Request: Below are the records; locate each line with the word "JSON" and copy it.

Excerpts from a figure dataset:
──────

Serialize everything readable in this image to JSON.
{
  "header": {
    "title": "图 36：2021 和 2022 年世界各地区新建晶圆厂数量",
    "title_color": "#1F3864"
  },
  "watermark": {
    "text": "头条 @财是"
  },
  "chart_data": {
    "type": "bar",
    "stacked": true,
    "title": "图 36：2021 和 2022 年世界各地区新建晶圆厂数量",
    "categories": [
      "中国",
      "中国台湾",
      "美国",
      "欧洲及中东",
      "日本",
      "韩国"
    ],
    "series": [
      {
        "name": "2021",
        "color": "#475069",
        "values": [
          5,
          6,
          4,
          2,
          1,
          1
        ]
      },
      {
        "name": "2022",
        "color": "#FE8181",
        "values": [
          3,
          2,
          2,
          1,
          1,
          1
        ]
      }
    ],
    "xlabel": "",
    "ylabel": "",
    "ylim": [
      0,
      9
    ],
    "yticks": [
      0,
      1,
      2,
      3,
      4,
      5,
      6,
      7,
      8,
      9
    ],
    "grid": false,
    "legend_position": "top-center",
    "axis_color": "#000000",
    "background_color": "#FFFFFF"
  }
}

──────

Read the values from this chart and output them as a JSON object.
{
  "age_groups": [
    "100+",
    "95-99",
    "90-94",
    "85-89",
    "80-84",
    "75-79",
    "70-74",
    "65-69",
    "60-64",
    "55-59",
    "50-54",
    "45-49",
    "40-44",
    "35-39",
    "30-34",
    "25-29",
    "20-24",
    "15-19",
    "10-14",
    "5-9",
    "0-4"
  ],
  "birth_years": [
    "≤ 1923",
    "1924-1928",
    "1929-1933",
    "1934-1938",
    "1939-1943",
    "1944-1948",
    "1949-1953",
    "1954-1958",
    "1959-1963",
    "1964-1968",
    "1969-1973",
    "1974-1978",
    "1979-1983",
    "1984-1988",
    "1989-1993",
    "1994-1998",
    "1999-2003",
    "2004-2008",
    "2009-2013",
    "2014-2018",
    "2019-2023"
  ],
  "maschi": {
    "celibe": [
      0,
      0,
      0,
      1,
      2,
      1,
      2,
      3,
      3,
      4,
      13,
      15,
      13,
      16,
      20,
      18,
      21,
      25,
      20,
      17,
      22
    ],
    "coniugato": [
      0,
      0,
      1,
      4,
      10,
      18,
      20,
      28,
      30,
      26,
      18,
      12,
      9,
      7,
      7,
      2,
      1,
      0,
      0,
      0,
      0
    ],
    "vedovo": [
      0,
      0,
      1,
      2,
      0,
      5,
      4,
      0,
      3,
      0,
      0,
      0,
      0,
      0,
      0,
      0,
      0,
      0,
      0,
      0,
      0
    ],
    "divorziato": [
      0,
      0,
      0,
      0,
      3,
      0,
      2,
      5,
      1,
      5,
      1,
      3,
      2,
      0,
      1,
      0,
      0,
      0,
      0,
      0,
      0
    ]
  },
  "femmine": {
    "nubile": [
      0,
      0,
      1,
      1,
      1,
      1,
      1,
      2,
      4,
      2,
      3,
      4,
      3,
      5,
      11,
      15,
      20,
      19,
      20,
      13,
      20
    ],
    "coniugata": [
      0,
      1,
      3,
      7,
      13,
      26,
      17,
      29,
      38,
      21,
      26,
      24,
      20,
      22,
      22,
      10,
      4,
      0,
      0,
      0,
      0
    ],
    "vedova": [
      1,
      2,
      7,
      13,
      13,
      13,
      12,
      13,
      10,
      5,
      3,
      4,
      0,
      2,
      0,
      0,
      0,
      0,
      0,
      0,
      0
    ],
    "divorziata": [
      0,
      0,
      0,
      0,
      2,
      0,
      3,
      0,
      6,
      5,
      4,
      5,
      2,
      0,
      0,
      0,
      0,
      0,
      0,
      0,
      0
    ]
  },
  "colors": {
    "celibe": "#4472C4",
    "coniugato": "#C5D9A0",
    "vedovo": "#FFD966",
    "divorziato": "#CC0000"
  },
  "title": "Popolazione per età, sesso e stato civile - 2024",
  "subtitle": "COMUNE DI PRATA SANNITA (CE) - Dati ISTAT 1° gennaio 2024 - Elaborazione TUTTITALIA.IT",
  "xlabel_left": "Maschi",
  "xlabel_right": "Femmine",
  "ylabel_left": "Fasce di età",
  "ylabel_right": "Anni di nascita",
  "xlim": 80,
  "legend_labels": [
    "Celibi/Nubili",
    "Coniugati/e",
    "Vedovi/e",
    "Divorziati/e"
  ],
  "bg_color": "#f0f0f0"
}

──────

Finished task:
Serialize everything readable in this image to JSON.
Read the values from this chart and output them as a JSON object.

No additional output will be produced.